▸ **GOAL**: Below is a listing to transcribe in full and exactly; keep the pictures out.

▸ **SOURCE RECORDS**:

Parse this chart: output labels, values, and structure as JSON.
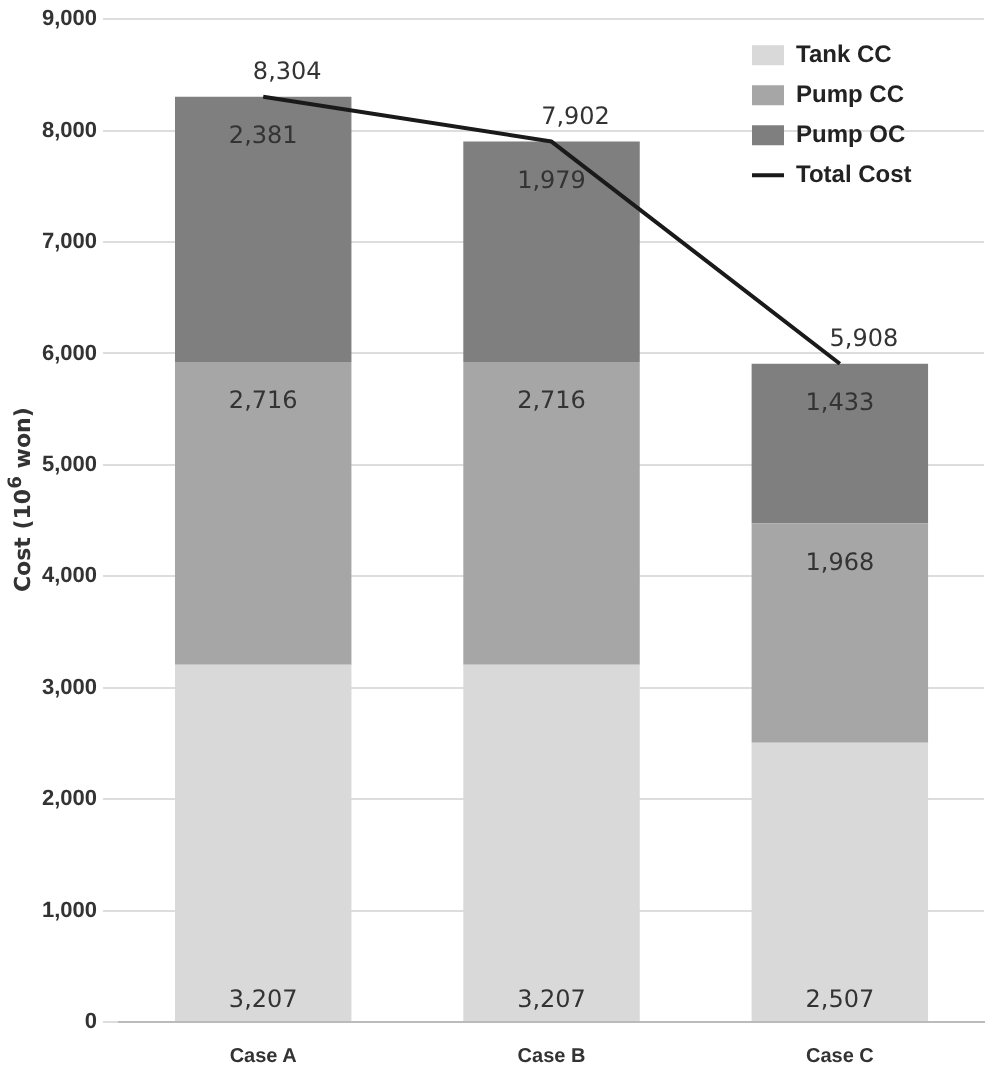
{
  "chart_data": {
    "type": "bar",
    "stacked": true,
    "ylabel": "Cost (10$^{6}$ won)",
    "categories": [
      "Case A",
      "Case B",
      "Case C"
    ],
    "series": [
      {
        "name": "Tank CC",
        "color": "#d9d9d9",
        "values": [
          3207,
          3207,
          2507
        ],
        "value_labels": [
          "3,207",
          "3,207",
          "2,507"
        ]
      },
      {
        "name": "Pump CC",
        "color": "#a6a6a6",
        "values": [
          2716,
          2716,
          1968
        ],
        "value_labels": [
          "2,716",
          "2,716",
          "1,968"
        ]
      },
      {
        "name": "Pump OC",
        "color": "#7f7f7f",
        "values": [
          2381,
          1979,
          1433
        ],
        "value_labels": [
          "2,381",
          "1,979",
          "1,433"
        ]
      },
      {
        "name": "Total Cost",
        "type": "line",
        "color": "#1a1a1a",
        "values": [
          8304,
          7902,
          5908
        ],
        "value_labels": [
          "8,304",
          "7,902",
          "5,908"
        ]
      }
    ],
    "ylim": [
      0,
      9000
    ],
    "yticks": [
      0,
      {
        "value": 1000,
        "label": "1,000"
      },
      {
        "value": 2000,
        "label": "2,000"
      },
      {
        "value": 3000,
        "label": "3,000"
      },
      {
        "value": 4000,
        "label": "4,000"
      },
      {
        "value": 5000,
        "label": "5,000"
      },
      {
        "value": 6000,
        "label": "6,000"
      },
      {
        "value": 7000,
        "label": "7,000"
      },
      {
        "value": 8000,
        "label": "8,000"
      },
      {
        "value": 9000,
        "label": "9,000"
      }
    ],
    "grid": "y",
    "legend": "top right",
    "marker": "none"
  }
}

▸ **SOLUTION TO THE PROBLEM**:
Parse this chart: output labels, values, and structure as JSON.
{
  "chart_data": {
    "type": "bar",
    "stacked": true,
    "ylabel": "Cost (10$^{6}$ won)",
    "categories": [
      "Case A",
      "Case B",
      "Case C"
    ],
    "series": [
      {
        "name": "Tank CC",
        "color": "#d9d9d9",
        "values": [
          3207,
          3207,
          2507
        ],
        "value_labels": [
          "3,207",
          "3,207",
          "2,507"
        ]
      },
      {
        "name": "Pump CC",
        "color": "#a6a6a6",
        "values": [
          2716,
          2716,
          1968
        ],
        "value_labels": [
          "2,716",
          "2,716",
          "1,968"
        ]
      },
      {
        "name": "Pump OC",
        "color": "#7f7f7f",
        "values": [
          2381,
          1979,
          1433
        ],
        "value_labels": [
          "2,381",
          "1,979",
          "1,433"
        ]
      },
      {
        "name": "Total Cost",
        "type": "line",
        "color": "#1a1a1a",
        "values": [
          8304,
          7902,
          5908
        ],
        "value_labels": [
          "8,304",
          "7,902",
          "5,908"
        ]
      }
    ],
    "ylim": [
      0,
      9000
    ],
    "yticks": [
      0,
      {
        "value": 1000,
        "label": "1,000"
      },
      {
        "value": 2000,
        "label": "2,000"
      },
      {
        "value": 3000,
        "label": "3,000"
      },
      {
        "value": 4000,
        "label": "4,000"
      },
      {
        "value": 5000,
        "label": "5,000"
      },
      {
        "value": 6000,
        "label": "6,000"
      },
      {
        "value": 7000,
        "label": "7,000"
      },
      {
        "value": 8000,
        "label": "8,000"
      },
      {
        "value": 9000,
        "label": "9,000"
      }
    ],
    "grid": "y",
    "legend": "top right",
    "marker": "none"
  }
}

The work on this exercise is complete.